• _Exercícios propostos_
[1] Segundo o texto sobre representação na ação penal, por que a representação é tratada como condição de procedibilidade da ação? Responda em até três frases.
[2] Responda às perguntas a seguir com base no texto sobre representação na ação penal.
(a) Quem ocupa o polo ativo da relação processual na ação penal privada?
(b) A quem cabe a titularidade para a representação quando ocorre a morte do ofendido?
(c) Qual é a única exigência feita à representação?
[3] Dê prosseguimento ao texto sobre representação e ação penal a partir do ponto em que ele termina.

• _Texto do documento_

+++

Vale ressaltar, sobre o conceito de legitimidade ad causam, o ensinamento de Capez:

É a legitimação para ocupar tanto o pólo ativo da relação jurídica processual, o que é feito pelo Ministério Público, na ação penal pública, e pelo ofendido, na ação penal privada, quanto o pólo passivo, pelo provável autor do fato [...] partes legítimas, ativa e passiva, são os titulares dos interesses materiais em conflito; em outras palavras, os titulares da relação jurídica material levada ao processo. (CAPEZ, 2009, p. 112).

É necessário observar também, que a representação é condição de procedibilidade da ação, como um requisito de autorização para que o Ministério Público possa dar início à persecutio criminis. É nos seguintes dizeres, do mesmo autor:

É a manifestação de vontade do ofendido ou do seu representante legal no sentido de autorizar o desencadeamento da persecução penal em juízo. Trata-se de condição objetiva de procedibilidade. [...] É condição específica da ação penal pública. [...] É um obstáculo ao legítimo exercício da ação penal, cuja remoção fica ao exclusivo critério do ofendido, ou de quem legalmente o represente, ou, ainda do ministro da justiça". (CAPEZ, 2009, p. 121) (grifo nosso)

Ressalta-se, ainda, que uma vez ocorrendo a morte do ofendido caberá a titularidade para a representação ao cônjuge, ascendente, descendente ou irmão, em igual prazo, conforme art. 31 do Código de Processo Penal.

Vale lembrar que essa representação não exige qualquer formalidade vinculada à lei, podendo se apresentar de forma escrita ou oral, conhecida através de um Boletim de Ocorrência ou por pedido mediante uma autoridade judiciária, policial ou do Ministério Público. A única exigência é que esta representação expresse uma manifestação de vontade inequívoca quanto à vontade do ofendido ou ofendida em se ter o prosseguimento da presecutio criminis.

Todavia, mais uma vez, surge uma problemática com a nova redação dada ao art. 225 do Código Penal pela Lei 12.015/09. A questão diz respeito à mudança do tipo de Ação Penal que deverá ser intentada com relação aos processos que já se encontram em tramitação, ou seja, aqueles ainda não transitados em julgado, devendo-se aferir se ocorrerá ou não retroatividade do art. 225 do CP para esses processos.

+++

[Dados de posição dos elementos]
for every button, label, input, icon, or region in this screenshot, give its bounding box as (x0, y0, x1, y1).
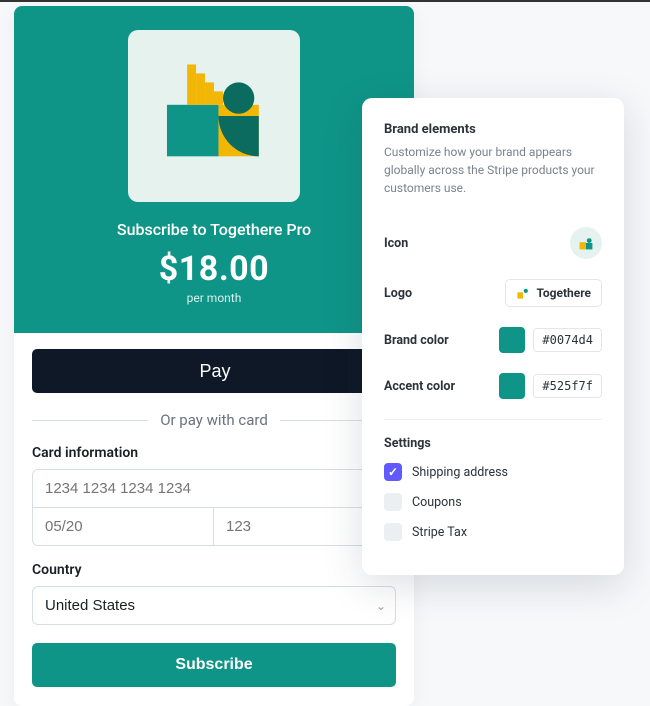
country-label: Country (32, 562, 396, 578)
setting-label: Shipping address (412, 465, 508, 480)
product-logo (128, 30, 300, 202)
subscribe-title: Subscribe to Togethere Pro (34, 220, 394, 239)
togethere-logo-icon (158, 60, 270, 172)
apple-pay-label: Pay (199, 361, 230, 382)
checkbox-coupons[interactable] (384, 493, 402, 511)
price: $18.00 (34, 249, 394, 289)
panel-divider (384, 419, 602, 420)
panel-description: Customize how your brand appears globall… (384, 143, 602, 197)
pay-divider: Or pay with card (32, 411, 396, 429)
card-info-label: Card information (32, 445, 396, 461)
brand-color-row: Brand color #0074d4 (384, 327, 602, 353)
accent-color-label: Accent color (384, 379, 455, 394)
divider-text: Or pay with card (160, 411, 268, 429)
logo-label: Logo (384, 286, 412, 301)
setting-stripe-tax: Stripe Tax (384, 523, 602, 541)
togethere-mini-icon (578, 235, 594, 251)
brand-color-value[interactable]: #0074d4 (533, 328, 602, 352)
card-input-group (32, 469, 396, 546)
checkout-hero: Subscribe to Togethere Pro $18.00 per mo… (14, 6, 414, 333)
setting-shipping-address: Shipping address (384, 463, 602, 481)
billing-period: per month (34, 291, 394, 305)
checkout-body: Pay Or pay with card Card information Co… (14, 333, 414, 705)
setting-coupons: Coupons (384, 493, 602, 511)
brand-color-swatch[interactable] (499, 327, 525, 353)
logo-text: Togethere (536, 286, 591, 300)
setting-label: Stripe Tax (412, 525, 467, 540)
settings-heading: Settings (384, 436, 602, 451)
setting-label: Coupons (412, 495, 462, 510)
card-number-input[interactable] (33, 470, 395, 507)
icon-row: Icon (384, 227, 602, 259)
apple-pay-button[interactable]: Pay (32, 349, 396, 393)
country-select[interactable]: United States (32, 586, 396, 625)
checkbox-shipping[interactable] (384, 463, 402, 481)
brand-logo-preview[interactable]: Togethere (505, 279, 602, 307)
brand-settings-panel: Brand elements Customize how your brand … (362, 98, 624, 575)
accent-color-row: Accent color #525f7f (384, 373, 602, 399)
checkbox-stripe-tax[interactable] (384, 523, 402, 541)
panel-title: Brand elements (384, 122, 602, 137)
checkout-card: Subscribe to Togethere Pro $18.00 per mo… (14, 6, 414, 706)
subscribe-button[interactable]: Subscribe (32, 643, 396, 687)
icon-label: Icon (384, 236, 408, 251)
brand-color-label: Brand color (384, 333, 449, 348)
accent-color-swatch[interactable] (499, 373, 525, 399)
brand-icon-preview[interactable] (570, 227, 602, 259)
accent-color-value[interactable]: #525f7f (533, 374, 602, 398)
card-expiry-input[interactable] (33, 508, 214, 545)
country-select-wrap: United States ⌄ (32, 586, 396, 625)
togethere-mini-icon (516, 286, 530, 300)
divider-line (32, 420, 148, 421)
logo-row: Logo Togethere (384, 279, 602, 307)
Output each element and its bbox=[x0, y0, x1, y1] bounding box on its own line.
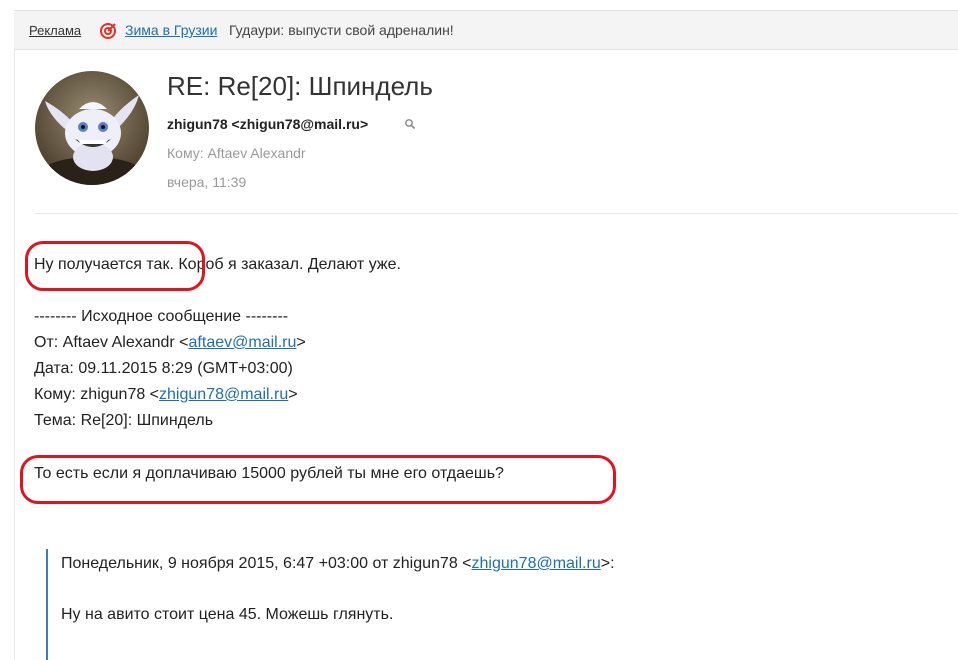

+++

• _Respostas dos exercícios_
[1] A representação funciona como um requisito de autorização. Sem ela, o Ministério Público não pode dar início à persecutio criminis. Por isso o texto a classifica como condição de procedibilidade da ação.

[2]
(a) O ofendido.
(b) Ao cônjuge, ascendente, descendente ou irmão, em igual prazo, conforme o art. 31 do Código de Processo Penal.
(c) Que expresse uma manifestação de vontade inequívoca do ofendido ou ofendida em ter o prosseguimento da persecutio criminis.

[3]
Para chegarmos a alguma conclusão, é imperioso que se determine qual a natureza jurídica da norma contida no dispositivo do artigo em questão: se este possui natureza penal, podendo retroagir para beneficiar o réu; se guarda natureza processual, não havendo a ultratividade; ou, por fim, se é mista. Afirma Capez (2008; p. 51), que: "Sempre que houver lei híbrida (misto penal e processo), a parte penal tende a prevalecer, para fins de retroatividade em benefício do agente".

O que se pode concluir dentro de uma visão hermenêutica-material da norma contida no art. 225, é que esta possui natureza jurídica processual uma vez que exige uma condição de procedibilidade da ação penal, qual seja a representação, trazendo também, entretanto, natureza penal, pois o não oferecimento dessa manifestação de vontade ocasionará a decadência e a extinção de punibilidade, que são matérias de direito penal.

Como conseqüência lógica de todo o entendimento doutrinário acerca de normas com natureza jurídica híbrida, se esta norma for benéfica para o réu, deverá retroagir. Sendo assim, há que se observar que, se a Ação Penal fora iniciada mediante queixa, não haverá nenhuma providência a ser tomada em juízo, prosseguindo a ação seu curso normal. A questão de grande relevância é se a ação intentada tiver sido Pública Incondicionada.

Ressalta-se que, necessitando o Órgão Ministerial da representação para dar início à persecução penal, essa condição de procedibilidade cria um obstáculo para o Parquet, de modo que, as ações Públicas Condicionadas à Representação são mais benéficas que as ações Públicas Incondicionadas. Desta feita, sendo o art. 225, do Código Penal uma norma processual penal material, deve esta retroagir, com fulcro no art. 5º, XLIII da CR/88 e art. 2º, CP, quando houver sido intentada uma ação penal Pública Incondicionada, nos casos em que, com a entrada em vigor da lei 12.0105/09, deveria ter sido procedida mediante ação penal Pública Condicionada à Representação. Com isso, serão esses processos principiados por iniciativa exclusiva do Ministério Público, dependendo da representação do ofendido, que será notificado para manifestar sua vontade, sob pena de decadência.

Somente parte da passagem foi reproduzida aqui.